### Entries shown ###

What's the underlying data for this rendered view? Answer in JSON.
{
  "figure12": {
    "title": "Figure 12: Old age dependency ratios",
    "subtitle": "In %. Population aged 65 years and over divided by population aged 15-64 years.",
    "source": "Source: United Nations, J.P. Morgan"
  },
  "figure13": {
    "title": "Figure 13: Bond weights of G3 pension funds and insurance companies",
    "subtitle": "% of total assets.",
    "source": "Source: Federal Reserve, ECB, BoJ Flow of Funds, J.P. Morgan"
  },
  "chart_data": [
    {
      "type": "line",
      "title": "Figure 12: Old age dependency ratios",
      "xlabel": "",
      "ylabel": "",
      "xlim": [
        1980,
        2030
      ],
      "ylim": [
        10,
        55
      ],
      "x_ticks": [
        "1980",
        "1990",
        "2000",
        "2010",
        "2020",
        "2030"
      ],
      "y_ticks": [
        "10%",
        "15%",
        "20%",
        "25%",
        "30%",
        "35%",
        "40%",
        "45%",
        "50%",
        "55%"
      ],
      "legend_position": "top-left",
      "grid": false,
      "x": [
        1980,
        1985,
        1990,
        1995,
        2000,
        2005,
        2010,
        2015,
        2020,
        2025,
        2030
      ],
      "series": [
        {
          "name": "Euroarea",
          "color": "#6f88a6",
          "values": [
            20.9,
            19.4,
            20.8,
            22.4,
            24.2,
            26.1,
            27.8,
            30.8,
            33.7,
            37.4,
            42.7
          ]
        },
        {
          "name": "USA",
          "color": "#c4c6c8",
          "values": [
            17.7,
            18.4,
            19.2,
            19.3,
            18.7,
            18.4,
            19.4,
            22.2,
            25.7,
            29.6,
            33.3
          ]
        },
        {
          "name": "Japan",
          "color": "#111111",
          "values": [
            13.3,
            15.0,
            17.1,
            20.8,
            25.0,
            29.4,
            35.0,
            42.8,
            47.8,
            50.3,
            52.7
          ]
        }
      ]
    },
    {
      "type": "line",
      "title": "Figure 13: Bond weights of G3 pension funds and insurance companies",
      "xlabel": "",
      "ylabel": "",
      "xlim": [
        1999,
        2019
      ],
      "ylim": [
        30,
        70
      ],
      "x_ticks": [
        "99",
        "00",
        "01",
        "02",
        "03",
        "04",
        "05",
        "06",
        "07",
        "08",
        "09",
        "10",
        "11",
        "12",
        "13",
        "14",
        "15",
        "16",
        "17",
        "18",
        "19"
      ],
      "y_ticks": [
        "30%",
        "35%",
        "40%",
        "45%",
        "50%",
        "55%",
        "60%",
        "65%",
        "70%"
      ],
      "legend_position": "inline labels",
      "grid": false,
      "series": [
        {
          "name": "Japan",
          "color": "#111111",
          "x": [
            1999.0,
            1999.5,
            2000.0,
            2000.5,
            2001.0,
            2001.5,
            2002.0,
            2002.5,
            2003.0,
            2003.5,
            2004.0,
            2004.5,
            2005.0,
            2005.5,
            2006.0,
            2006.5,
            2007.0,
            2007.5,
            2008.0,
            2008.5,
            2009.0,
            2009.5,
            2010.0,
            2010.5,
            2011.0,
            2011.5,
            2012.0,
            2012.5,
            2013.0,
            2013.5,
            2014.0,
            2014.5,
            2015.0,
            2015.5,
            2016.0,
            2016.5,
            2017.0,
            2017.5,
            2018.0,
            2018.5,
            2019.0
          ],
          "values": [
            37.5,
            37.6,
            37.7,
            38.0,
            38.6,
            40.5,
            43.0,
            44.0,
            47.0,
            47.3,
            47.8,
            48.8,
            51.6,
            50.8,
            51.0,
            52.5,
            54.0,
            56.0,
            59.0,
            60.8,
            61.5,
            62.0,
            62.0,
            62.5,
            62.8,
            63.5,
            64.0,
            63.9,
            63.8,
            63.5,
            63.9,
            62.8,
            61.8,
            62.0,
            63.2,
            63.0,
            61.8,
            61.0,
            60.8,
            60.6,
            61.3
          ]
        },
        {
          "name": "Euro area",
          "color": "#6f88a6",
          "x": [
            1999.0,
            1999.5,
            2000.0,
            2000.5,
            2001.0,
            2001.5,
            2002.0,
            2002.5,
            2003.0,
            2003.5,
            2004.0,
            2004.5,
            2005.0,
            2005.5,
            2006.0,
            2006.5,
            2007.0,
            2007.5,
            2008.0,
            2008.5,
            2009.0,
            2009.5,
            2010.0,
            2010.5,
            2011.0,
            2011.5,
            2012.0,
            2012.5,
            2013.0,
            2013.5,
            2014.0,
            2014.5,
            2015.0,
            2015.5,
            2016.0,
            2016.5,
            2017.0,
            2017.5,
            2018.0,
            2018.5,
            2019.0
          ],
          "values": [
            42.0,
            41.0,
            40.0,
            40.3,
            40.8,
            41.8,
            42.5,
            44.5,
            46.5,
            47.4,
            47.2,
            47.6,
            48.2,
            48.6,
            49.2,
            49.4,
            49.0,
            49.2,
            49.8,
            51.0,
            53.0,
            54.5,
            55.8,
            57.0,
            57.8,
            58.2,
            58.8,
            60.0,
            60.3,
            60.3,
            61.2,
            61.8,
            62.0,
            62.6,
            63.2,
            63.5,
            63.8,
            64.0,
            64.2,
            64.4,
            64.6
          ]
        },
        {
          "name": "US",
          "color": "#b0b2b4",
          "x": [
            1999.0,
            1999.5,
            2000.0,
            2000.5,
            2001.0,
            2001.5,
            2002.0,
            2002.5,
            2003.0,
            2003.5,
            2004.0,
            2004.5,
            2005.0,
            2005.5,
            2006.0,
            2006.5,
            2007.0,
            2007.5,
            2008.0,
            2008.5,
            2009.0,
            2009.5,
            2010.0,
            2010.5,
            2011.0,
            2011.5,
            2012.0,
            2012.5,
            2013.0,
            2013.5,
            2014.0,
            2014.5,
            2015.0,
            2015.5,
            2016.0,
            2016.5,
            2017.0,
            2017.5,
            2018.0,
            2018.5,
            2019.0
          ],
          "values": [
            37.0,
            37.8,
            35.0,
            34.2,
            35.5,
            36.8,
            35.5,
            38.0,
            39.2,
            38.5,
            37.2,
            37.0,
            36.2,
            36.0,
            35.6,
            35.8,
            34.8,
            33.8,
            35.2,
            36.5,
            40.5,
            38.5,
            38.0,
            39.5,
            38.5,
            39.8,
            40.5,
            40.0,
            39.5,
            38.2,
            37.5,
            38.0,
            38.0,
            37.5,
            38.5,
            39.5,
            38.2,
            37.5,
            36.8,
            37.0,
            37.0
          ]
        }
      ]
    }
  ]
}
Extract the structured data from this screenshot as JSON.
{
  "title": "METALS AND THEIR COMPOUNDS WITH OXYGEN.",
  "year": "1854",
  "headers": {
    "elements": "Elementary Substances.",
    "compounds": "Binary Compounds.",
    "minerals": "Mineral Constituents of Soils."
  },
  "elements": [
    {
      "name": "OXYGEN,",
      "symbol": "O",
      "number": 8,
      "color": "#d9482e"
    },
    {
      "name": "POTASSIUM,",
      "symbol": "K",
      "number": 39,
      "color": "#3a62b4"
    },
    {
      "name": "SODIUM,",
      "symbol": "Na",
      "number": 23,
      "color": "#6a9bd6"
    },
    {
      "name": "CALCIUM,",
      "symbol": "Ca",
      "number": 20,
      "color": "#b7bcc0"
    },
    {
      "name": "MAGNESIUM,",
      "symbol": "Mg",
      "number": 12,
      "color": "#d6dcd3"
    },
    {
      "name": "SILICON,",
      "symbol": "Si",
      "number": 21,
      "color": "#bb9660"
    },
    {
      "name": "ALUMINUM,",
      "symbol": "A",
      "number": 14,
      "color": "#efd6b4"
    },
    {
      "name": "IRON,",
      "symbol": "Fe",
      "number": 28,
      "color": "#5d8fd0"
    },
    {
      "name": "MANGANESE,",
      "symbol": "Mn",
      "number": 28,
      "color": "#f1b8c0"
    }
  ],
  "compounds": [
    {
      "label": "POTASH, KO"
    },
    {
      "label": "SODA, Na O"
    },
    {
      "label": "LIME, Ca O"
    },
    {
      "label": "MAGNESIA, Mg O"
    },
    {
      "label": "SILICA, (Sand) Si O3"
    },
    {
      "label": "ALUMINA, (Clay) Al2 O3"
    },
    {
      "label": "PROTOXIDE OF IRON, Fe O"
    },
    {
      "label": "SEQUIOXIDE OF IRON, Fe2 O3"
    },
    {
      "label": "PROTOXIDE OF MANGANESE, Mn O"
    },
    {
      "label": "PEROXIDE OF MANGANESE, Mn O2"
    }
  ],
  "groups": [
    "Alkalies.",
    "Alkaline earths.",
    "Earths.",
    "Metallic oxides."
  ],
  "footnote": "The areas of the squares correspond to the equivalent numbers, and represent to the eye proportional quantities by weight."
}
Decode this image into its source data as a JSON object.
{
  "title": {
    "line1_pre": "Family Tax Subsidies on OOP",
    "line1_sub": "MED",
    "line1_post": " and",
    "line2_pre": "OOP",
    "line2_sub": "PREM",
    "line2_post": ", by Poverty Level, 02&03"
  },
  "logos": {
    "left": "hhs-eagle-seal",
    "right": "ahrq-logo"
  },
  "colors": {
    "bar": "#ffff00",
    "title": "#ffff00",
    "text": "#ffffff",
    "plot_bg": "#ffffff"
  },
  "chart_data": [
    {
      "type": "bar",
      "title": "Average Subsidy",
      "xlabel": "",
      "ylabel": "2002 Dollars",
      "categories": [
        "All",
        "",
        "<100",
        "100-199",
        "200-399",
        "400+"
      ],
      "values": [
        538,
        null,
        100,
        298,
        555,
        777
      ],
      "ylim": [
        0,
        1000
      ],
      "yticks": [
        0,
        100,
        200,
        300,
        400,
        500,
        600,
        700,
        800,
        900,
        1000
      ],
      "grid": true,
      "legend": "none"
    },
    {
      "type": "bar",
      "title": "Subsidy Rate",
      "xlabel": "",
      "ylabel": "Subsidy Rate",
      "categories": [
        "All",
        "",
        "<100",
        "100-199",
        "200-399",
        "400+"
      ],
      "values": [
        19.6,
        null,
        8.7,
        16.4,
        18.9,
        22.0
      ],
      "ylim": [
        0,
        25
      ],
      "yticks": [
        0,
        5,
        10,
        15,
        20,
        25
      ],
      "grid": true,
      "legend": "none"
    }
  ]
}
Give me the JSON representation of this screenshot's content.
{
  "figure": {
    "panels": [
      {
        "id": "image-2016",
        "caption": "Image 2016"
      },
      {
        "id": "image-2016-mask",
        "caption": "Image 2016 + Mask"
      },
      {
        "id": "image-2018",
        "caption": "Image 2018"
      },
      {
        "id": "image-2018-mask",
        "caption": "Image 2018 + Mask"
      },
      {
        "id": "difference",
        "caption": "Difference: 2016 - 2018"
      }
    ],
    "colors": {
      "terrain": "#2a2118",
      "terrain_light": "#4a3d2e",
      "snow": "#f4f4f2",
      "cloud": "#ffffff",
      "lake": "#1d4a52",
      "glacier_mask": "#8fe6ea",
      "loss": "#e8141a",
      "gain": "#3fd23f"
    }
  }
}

###

Request: Pull out and copy each line containing the string "subtitle".

Solution for this exercise:
    "subtitle": "In %. Population aged 65 years and over divided by population aged 15-64 years.",
    "subtitle": "% of total assets.",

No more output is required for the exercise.